### ROWS

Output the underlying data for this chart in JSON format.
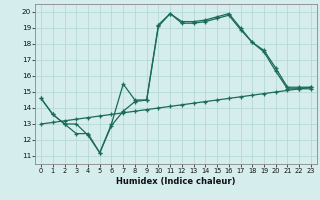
{
  "xlabel": "Humidex (Indice chaleur)",
  "xlim": [
    -0.5,
    23.5
  ],
  "ylim": [
    10.5,
    20.5
  ],
  "yticks": [
    11,
    12,
    13,
    14,
    15,
    16,
    17,
    18,
    19,
    20
  ],
  "xticks": [
    0,
    1,
    2,
    3,
    4,
    5,
    6,
    7,
    8,
    9,
    10,
    11,
    12,
    13,
    14,
    15,
    16,
    17,
    18,
    19,
    20,
    21,
    22,
    23
  ],
  "bg_color": "#d6eded",
  "line_color": "#1a6b5a",
  "grid_color": "#b8d8d8",
  "line1_x": [
    0,
    1,
    2,
    3,
    4,
    5,
    6,
    7,
    8,
    9,
    10,
    11,
    12,
    13,
    14,
    15,
    16,
    17,
    18,
    19,
    20,
    21,
    22,
    23
  ],
  "line1_y": [
    14.6,
    13.6,
    13.0,
    13.0,
    12.3,
    11.2,
    13.0,
    15.5,
    14.5,
    14.5,
    19.2,
    19.9,
    19.4,
    19.4,
    19.5,
    19.7,
    19.9,
    19.0,
    18.1,
    17.6,
    16.5,
    15.3,
    15.3,
    15.3
  ],
  "line2_x": [
    0,
    1,
    2,
    3,
    4,
    5,
    6,
    7,
    8,
    9,
    10,
    11,
    12,
    13,
    14,
    15,
    16,
    17,
    18,
    19,
    20,
    21,
    22,
    23
  ],
  "line2_y": [
    14.6,
    13.6,
    13.0,
    12.4,
    12.4,
    11.2,
    12.9,
    13.8,
    14.4,
    14.5,
    19.1,
    19.9,
    19.3,
    19.3,
    19.4,
    19.6,
    19.8,
    18.9,
    18.1,
    17.5,
    16.3,
    15.2,
    15.2,
    15.2
  ],
  "line3_x": [
    0,
    1,
    2,
    3,
    4,
    5,
    6,
    7,
    8,
    9,
    10,
    11,
    12,
    13,
    14,
    15,
    16,
    17,
    18,
    19,
    20,
    21,
    22,
    23
  ],
  "line3_y": [
    13.0,
    13.1,
    13.2,
    13.3,
    13.4,
    13.5,
    13.6,
    13.7,
    13.8,
    13.9,
    14.0,
    14.1,
    14.2,
    14.3,
    14.4,
    14.5,
    14.6,
    14.7,
    14.8,
    14.9,
    15.0,
    15.1,
    15.2,
    15.3
  ]
}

### EXERCISE TASK
Copy the material above exactly and drop the pictures.

### RESULT
Output the underlying data for this chart in JSON format.
{
  "xlabel": "Humidex (Indice chaleur)",
  "xlim": [
    -0.5,
    23.5
  ],
  "ylim": [
    10.5,
    20.5
  ],
  "yticks": [
    11,
    12,
    13,
    14,
    15,
    16,
    17,
    18,
    19,
    20
  ],
  "xticks": [
    0,
    1,
    2,
    3,
    4,
    5,
    6,
    7,
    8,
    9,
    10,
    11,
    12,
    13,
    14,
    15,
    16,
    17,
    18,
    19,
    20,
    21,
    22,
    23
  ],
  "bg_color": "#d6eded",
  "line_color": "#1a6b5a",
  "grid_color": "#b8d8d8",
  "line1_x": [
    0,
    1,
    2,
    3,
    4,
    5,
    6,
    7,
    8,
    9,
    10,
    11,
    12,
    13,
    14,
    15,
    16,
    17,
    18,
    19,
    20,
    21,
    22,
    23
  ],
  "line1_y": [
    14.6,
    13.6,
    13.0,
    13.0,
    12.3,
    11.2,
    13.0,
    15.5,
    14.5,
    14.5,
    19.2,
    19.9,
    19.4,
    19.4,
    19.5,
    19.7,
    19.9,
    19.0,
    18.1,
    17.6,
    16.5,
    15.3,
    15.3,
    15.3
  ],
  "line2_x": [
    0,
    1,
    2,
    3,
    4,
    5,
    6,
    7,
    8,
    9,
    10,
    11,
    12,
    13,
    14,
    15,
    16,
    17,
    18,
    19,
    20,
    21,
    22,
    23
  ],
  "line2_y": [
    14.6,
    13.6,
    13.0,
    12.4,
    12.4,
    11.2,
    12.9,
    13.8,
    14.4,
    14.5,
    19.1,
    19.9,
    19.3,
    19.3,
    19.4,
    19.6,
    19.8,
    18.9,
    18.1,
    17.5,
    16.3,
    15.2,
    15.2,
    15.2
  ],
  "line3_x": [
    0,
    1,
    2,
    3,
    4,
    5,
    6,
    7,
    8,
    9,
    10,
    11,
    12,
    13,
    14,
    15,
    16,
    17,
    18,
    19,
    20,
    21,
    22,
    23
  ],
  "line3_y": [
    13.0,
    13.1,
    13.2,
    13.3,
    13.4,
    13.5,
    13.6,
    13.7,
    13.8,
    13.9,
    14.0,
    14.1,
    14.2,
    14.3,
    14.4,
    14.5,
    14.6,
    14.7,
    14.8,
    14.9,
    15.0,
    15.1,
    15.2,
    15.3
  ]
}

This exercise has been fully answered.